What is required
Provide only the number of lines in the data below that contain the string "Наименование".

Start Data for the task

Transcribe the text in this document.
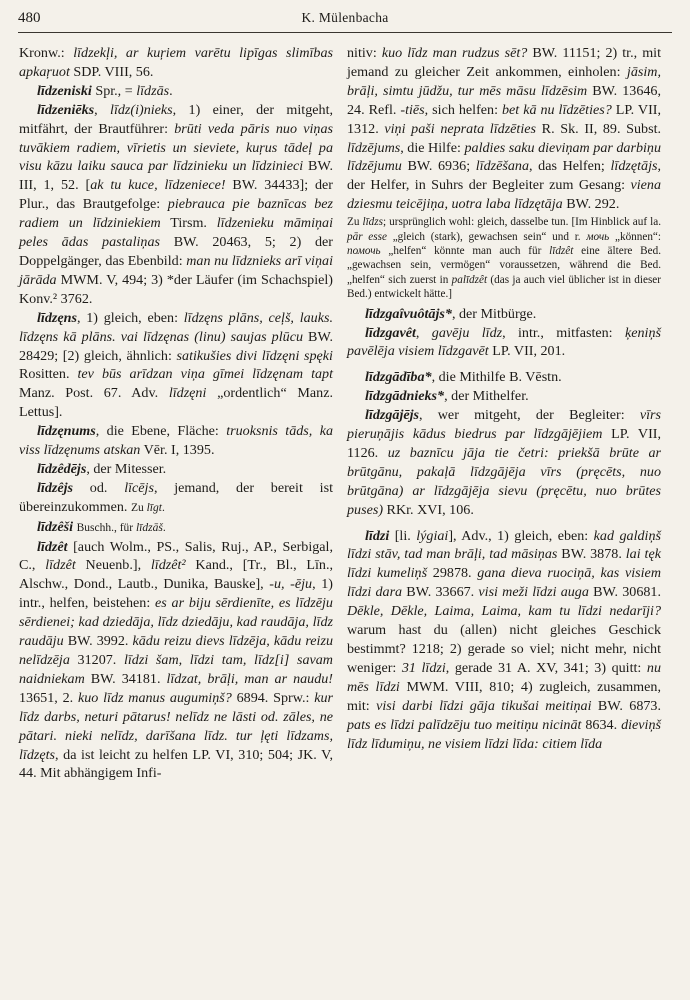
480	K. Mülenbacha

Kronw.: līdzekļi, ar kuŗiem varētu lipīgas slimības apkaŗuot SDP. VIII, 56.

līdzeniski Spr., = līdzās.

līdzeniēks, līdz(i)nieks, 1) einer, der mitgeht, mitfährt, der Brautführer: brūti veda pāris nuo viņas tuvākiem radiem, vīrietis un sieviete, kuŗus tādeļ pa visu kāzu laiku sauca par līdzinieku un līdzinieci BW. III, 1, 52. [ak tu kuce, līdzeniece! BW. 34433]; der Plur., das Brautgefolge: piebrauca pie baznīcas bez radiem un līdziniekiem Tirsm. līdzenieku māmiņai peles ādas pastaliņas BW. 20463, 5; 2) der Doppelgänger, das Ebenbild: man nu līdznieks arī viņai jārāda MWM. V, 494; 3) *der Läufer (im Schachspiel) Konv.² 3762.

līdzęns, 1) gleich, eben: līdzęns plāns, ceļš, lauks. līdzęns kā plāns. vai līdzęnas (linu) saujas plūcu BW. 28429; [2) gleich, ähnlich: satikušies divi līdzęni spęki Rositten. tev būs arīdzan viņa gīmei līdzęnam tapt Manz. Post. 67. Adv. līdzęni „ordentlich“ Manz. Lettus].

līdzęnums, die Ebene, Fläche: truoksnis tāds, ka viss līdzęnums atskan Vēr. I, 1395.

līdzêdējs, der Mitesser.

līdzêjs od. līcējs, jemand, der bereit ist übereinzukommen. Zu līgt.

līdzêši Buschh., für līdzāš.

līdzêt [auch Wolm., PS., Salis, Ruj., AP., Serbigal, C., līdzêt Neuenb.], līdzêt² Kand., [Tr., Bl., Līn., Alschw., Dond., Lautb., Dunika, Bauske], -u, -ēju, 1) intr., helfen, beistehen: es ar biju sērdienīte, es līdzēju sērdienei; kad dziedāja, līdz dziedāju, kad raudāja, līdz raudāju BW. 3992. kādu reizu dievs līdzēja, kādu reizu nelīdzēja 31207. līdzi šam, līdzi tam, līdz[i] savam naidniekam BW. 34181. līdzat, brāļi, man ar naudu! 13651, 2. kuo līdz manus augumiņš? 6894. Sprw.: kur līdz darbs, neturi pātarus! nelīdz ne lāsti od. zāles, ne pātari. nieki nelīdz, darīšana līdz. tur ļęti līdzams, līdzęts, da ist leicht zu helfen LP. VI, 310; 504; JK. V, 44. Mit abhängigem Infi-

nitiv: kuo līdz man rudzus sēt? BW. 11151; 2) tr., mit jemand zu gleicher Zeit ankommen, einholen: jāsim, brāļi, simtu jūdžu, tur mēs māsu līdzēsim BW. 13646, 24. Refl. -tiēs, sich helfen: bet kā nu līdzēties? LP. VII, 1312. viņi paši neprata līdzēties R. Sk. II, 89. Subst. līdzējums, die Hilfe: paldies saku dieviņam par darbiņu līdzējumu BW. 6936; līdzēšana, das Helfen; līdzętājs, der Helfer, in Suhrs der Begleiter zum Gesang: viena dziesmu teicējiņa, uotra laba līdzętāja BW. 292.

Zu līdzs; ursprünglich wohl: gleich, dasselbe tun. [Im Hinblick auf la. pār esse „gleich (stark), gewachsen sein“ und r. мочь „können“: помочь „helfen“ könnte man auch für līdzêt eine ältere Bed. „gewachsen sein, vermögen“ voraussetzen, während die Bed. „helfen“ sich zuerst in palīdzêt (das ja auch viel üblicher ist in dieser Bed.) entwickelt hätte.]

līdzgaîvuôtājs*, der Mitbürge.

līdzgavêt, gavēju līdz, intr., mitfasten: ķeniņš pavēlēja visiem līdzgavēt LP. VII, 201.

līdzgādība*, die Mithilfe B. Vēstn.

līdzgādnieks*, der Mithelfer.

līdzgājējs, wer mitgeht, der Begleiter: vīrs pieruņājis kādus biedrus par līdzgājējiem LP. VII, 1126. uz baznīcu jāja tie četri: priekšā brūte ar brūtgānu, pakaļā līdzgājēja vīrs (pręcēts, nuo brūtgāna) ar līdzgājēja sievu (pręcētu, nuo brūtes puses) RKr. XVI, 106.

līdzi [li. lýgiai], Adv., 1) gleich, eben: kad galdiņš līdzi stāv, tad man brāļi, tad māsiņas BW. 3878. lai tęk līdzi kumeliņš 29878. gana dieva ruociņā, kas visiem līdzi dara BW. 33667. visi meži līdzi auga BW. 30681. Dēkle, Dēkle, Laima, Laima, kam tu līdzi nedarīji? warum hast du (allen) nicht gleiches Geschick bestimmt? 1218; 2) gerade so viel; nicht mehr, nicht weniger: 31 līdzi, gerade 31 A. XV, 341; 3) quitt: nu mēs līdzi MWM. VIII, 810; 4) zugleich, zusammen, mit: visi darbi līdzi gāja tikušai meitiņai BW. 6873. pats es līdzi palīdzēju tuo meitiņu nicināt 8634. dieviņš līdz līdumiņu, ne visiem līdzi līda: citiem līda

End Data for the task
Start Data for the task

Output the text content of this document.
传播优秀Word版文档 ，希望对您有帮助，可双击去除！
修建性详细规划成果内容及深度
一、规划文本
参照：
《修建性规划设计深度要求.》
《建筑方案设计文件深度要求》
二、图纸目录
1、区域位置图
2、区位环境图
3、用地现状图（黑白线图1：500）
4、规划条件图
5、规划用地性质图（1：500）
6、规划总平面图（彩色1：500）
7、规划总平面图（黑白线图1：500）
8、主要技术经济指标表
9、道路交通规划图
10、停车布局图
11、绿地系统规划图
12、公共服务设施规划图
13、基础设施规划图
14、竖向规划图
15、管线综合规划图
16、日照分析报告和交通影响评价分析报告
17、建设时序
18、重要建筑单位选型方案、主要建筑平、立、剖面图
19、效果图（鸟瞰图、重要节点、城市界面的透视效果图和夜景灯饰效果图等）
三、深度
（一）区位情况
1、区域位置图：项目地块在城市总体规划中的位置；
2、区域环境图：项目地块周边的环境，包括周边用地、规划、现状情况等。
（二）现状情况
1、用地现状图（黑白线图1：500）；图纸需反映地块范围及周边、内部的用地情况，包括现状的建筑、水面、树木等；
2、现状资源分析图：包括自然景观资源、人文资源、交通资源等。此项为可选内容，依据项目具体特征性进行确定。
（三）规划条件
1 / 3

End Data for the task
Start Data for the task

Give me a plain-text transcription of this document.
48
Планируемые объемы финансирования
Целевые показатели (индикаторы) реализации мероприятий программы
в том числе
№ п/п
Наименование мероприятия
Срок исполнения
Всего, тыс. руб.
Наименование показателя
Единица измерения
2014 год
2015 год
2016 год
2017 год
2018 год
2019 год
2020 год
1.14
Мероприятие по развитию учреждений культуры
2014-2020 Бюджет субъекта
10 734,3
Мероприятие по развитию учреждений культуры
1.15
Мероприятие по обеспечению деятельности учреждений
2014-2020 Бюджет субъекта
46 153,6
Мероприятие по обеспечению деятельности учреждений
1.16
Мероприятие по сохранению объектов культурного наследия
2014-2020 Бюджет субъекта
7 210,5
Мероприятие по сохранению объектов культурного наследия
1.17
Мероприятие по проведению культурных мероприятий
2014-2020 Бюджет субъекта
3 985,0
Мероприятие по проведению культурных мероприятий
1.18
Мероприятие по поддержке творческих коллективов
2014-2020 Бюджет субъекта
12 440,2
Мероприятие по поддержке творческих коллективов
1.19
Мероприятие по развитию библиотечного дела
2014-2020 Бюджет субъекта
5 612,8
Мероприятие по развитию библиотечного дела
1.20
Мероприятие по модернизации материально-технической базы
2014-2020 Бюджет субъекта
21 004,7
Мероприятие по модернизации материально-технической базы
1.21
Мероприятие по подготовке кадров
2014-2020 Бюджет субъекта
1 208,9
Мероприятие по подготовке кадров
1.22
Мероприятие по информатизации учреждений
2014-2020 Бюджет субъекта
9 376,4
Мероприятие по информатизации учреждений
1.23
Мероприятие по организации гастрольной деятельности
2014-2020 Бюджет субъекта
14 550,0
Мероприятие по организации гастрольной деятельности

End Data for the task

Full response
2